#### Items from a data source:
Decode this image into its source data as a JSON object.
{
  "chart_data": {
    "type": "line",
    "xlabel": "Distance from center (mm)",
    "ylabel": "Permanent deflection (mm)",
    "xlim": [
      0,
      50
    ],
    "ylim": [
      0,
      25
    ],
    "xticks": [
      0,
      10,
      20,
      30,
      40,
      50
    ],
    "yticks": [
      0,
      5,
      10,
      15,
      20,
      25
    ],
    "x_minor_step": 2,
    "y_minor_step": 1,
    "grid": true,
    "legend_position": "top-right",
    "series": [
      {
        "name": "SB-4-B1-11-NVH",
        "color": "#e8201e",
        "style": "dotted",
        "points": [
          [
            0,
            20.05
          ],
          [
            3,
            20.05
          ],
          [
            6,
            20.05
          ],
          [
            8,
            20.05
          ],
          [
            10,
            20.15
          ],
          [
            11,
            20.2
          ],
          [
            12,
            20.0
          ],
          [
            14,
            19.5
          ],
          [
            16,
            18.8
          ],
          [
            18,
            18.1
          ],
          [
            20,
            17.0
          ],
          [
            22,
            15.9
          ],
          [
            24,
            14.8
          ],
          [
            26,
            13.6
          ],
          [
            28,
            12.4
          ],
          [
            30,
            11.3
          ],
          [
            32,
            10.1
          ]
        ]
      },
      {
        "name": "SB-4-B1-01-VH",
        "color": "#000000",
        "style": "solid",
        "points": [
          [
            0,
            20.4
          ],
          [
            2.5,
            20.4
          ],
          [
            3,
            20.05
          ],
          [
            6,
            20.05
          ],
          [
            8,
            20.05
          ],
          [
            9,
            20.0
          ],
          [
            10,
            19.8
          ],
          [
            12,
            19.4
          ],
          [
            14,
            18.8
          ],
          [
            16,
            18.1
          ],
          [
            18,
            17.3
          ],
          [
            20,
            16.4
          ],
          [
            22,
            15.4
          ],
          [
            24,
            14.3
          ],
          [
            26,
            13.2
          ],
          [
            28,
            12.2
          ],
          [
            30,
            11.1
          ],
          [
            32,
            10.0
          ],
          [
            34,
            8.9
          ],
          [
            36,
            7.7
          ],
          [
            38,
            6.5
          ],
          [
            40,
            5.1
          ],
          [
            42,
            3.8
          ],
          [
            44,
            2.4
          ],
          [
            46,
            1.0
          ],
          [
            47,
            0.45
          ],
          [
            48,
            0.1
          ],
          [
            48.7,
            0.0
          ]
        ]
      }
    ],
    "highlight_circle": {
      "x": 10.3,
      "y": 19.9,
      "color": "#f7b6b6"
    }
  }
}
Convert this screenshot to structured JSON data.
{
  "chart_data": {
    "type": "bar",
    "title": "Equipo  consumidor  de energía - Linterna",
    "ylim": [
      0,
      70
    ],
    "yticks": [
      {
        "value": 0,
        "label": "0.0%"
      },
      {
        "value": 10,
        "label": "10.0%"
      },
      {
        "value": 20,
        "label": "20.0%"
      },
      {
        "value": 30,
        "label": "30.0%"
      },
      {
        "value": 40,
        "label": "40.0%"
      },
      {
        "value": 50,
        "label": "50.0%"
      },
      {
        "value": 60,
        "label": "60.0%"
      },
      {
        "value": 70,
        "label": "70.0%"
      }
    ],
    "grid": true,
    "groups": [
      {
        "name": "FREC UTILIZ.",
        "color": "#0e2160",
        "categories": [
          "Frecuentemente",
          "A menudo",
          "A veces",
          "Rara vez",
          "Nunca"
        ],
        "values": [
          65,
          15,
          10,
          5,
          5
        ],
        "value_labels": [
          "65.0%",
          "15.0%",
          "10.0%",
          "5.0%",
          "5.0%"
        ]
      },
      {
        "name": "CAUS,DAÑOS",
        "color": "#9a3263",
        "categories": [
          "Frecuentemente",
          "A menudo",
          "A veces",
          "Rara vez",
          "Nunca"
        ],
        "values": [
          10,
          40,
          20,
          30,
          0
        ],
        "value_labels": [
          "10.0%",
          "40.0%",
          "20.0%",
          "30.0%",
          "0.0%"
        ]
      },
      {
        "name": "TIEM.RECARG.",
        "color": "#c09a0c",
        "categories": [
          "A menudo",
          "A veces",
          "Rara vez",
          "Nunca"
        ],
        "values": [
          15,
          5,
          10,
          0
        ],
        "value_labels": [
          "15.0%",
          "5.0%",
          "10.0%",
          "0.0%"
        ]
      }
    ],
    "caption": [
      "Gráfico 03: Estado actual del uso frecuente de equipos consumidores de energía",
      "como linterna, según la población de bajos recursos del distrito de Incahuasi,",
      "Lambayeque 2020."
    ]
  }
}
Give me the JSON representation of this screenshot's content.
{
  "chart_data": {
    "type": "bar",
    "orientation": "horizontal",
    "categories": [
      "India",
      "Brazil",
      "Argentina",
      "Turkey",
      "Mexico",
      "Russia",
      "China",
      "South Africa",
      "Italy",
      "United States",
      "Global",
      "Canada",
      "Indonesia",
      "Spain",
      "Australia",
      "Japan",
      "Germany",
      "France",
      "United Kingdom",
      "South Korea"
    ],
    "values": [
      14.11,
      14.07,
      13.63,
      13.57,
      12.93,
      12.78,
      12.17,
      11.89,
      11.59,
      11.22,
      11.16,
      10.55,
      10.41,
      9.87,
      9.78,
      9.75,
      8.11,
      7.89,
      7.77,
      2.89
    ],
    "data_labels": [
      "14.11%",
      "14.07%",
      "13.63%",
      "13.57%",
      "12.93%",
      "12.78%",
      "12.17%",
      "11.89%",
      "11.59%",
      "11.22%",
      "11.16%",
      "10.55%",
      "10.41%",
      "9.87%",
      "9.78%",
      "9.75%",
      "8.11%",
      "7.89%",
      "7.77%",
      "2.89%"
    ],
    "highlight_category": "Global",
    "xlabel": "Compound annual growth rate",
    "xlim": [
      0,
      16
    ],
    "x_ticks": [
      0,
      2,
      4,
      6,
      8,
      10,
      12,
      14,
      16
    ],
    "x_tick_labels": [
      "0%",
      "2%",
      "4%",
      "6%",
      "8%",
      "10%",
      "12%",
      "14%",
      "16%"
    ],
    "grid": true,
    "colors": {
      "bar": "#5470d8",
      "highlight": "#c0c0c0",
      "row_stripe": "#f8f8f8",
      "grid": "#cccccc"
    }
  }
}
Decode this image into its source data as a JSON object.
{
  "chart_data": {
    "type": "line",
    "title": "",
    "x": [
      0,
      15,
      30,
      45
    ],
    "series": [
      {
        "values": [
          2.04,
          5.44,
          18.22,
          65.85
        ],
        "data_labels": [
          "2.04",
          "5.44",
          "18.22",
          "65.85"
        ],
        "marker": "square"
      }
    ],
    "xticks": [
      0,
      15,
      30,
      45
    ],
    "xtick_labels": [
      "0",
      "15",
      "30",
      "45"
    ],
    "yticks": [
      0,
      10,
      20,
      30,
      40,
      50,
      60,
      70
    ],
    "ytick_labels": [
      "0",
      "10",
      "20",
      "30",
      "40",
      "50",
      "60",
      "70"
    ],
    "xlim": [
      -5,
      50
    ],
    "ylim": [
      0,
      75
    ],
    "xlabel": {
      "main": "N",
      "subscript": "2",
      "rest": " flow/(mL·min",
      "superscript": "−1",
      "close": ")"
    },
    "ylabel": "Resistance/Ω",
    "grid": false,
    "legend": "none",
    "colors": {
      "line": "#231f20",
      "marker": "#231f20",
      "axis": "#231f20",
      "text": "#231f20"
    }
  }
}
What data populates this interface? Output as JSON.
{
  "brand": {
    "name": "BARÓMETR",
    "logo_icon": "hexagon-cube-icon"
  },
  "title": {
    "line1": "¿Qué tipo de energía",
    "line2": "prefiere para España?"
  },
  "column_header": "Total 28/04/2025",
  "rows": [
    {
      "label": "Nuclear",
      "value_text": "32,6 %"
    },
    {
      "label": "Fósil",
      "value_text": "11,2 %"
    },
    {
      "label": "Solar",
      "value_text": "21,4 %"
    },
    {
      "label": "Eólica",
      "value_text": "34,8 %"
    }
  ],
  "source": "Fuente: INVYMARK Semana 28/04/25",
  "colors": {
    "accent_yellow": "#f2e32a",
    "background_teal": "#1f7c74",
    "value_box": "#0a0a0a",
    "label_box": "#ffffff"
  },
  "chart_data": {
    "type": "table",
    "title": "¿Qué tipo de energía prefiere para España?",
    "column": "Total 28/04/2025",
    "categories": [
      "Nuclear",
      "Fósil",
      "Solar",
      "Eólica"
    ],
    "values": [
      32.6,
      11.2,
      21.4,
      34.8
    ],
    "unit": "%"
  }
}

#### Problem to solve:
Locate all lines holding the word "España", then copy them out.

#### Solution to this exercise:
    "line2": "prefiere para España?"
    "title": "¿Qué tipo de energía prefiere para España?",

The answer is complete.